• **Given instruction A**:
Answer these questions using the Open XML SDK architecture post:
(i) Which version of .Net Framework does the SDK leverage, and which feature of it is singled out?
(ii) Which standard is the SDK currently based on?
(iii) Which component is the only one provided by version 1.0 of the SDK?

Jaa


Open XML SDK 2.0 Architecture

In my first post on the Open XML SDK, I talked about the overall design of the SDK with respect to goals and scenarios. Today, I am going to talk about the architecture of the SDK in terms of its different components.

The SDK Architecture

The Open XML SDK is designed and implemented in a layered approach, starting from a base layer moving towards higher level functionality, such as validation. The following diagram illustrates an overview of the Open XML SDK components.

The System Support layer contains the fundamental components that the SDK is built upon. The Open XML File Format Base Level layer is the core foundation of the SDK. This layer provides you functionality to create Open XML packages, add or remove parts, and read/add/remove/manipulate xml elements and attributes. The Open XML File Format Higher Level layer is the last layer in our architecture. This layer provides functionality to make it easier for you to code against Open XML formats. For example, one idea is to have this layer contain schema and semantic level validation to help assist you in generating proper and valid Open XML files. These layers and components are described in more detail below.

Note: Version 1.0 of the SDK only provides the Open XML Packaging API component, whereas version 2.0 of the SDK provides all components built on top of the System Support layer.

System Support Layer

The System Support layer consists of the following components:

  • .Net Framework 3.5 – The Open XML SDK leverages the advanced technology provided by .Net Framework 3.5, especially LINQ to XML, which makes manipulating XML much easier and more intuitive
  • System.IO.Packaging – The Open XML SDK needs to be able to add/remove parts contained within Open XML Format packages. Included as part of .Net Framework 3.0 were a set of generic packaging APIs capable of adding removing parts of Open Package Convention (OPC) conforming packages. Given that Open XML Formats are based on OPC, the SDK uses System.IO.Packaging APIs to open, edit, create, and save Open XML packages
  • Open XML Schemas – The Open XML SDK is based on Open XML Formats, which are represented and described as schemas. These schemas make up the foundation of the Open XML SDK. Currently the Open XML SDK is based on Ecma 376. We will add support for IS 29500 as soon as the standard is made public

Open XML File Format Base Level layer

The Open XML File Format Base Level layer provides a platform for Open XML developers to create Open XML solutions and consists of the following components:

  • Open XML Packaging API – This component is built on top of the .Net Framework 3.0 System.IO.Packaging component. Instead of providing generic access to the parts contained in the Open XML Package, this component allows developers to manipulate Open XML parts with strongly typed classes and objects. This component has already shipped as the Open XML SDK v1.0. Below is example code that illustrates using this component to open and manipulate a WordprocessingML document.

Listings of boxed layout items
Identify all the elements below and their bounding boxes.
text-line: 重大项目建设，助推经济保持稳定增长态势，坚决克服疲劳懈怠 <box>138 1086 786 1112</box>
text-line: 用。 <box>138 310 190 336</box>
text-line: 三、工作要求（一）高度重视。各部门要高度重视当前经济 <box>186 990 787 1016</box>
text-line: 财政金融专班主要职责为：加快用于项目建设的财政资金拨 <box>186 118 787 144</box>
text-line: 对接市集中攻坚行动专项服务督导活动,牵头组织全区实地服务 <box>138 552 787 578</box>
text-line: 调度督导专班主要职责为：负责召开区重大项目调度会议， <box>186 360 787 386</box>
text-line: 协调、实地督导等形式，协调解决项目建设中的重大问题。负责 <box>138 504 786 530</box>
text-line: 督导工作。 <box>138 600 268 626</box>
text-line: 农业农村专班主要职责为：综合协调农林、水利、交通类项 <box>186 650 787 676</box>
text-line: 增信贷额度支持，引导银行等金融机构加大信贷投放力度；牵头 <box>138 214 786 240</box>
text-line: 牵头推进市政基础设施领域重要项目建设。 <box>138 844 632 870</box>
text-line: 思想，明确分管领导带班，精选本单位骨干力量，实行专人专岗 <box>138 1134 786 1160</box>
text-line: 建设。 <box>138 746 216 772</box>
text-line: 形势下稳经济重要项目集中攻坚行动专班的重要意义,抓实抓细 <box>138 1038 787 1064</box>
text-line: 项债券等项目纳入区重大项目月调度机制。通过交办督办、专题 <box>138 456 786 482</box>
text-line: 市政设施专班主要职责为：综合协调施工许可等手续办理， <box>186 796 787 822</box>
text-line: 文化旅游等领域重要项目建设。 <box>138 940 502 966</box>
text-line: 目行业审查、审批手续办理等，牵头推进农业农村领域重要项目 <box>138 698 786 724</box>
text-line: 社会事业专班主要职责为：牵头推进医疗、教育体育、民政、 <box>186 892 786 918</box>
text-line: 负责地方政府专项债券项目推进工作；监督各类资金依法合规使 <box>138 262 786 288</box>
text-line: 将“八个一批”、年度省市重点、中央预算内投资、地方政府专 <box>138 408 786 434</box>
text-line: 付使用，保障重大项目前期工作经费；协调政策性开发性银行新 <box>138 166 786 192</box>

• **Given instruction B**:
Rewrite every line of the records above as a JSON list of strings, with one string per line and blank lines left out.

• **Correct answer A**:
(i) .Net Framework 3.5, especially LINQ to XML.
(ii) Ecma 376.
(iii) The Open XML Packaging API.

• **Correct answer B**:
[
  "Identify all the elements below and their bounding boxes.",
  "text-line: 重大项目建设，助推经济保持稳定增长态势，坚决克服疲劳懈怠 <box>138 1086 786 1112</box>",
  "text-line: 用。 <box>138 310 190 336</box>",
  "text-line: 三、工作要求（一）高度重视。各部门要高度重视当前经济 <box>186 990 787 1016</box>",
  "text-line: 财政金融专班主要职责为：加快用于项目建设的财政资金拨 <box>186 118 787 144</box>",
  "text-line: 对接市集中攻坚行动专项服务督导活动,牵头组织全区实地服务 <box>138 552 787 578</box>",
  "text-line: 调度督导专班主要职责为：负责召开区重大项目调度会议， <box>186 360 787 386</box>",
  "text-line: 协调、实地督导等形式，协调解决项目建设中的重大问题。负责 <box>138 504 786 530</box>",
  "text-line: 督导工作。 <box>138 600 268 626</box>",
  "text-line: 农业农村专班主要职责为：综合协调农林、水利、交通类项 <box>186 650 787 676</box>",
  "text-line: 增信贷额度支持，引导银行等金融机构加大信贷投放力度；牵头 <box>138 214 786 240</box>",
  "text-line: 牵头推进市政基础设施领域重要项目建设。 <box>138 844 632 870</box>",
  "text-line: 思想，明确分管领导带班，精选本单位骨干力量，实行专人专岗 <box>138 1134 786 1160</box>",
  "text-line: 建设。 <box>138 746 216 772</box>",
  "text-line: 形势下稳经济重要项目集中攻坚行动专班的重要意义,抓实抓细 <box>138 1038 787 1064</box>",
  "text-line: 项债券等项目纳入区重大项目月调度机制。通过交办督办、专题 <box>138 456 786 482</box>",
  "text-line: 市政设施专班主要职责为：综合协调施工许可等手续办理， <box>186 796 787 822</box>",
  "text-line: 文化旅游等领域重要项目建设。 <box>138 940 502 966</box>",
  "text-line: 目行业审查、审批手续办理等，牵头推进农业农村领域重要项目 <box>138 698 786 724</box>",
  "text-line: 社会事业专班主要职责为：牵头推进医疗、教育体育、民政、 <box>186 892 786 918</box>",
  "text-line: 负责地方政府专项债券项目推进工作；监督各类资金依法合规使 <box>138 262 786 288</box>",
  "text-line: 将“八个一批”、年度省市重点、中央预算内投资、地方政府专 <box>138 408 786 434</box>",
  "text-line: 付使用，保障重大项目前期工作经费；协调政策性开发性银行新 <box>138 166 786 192</box>"
]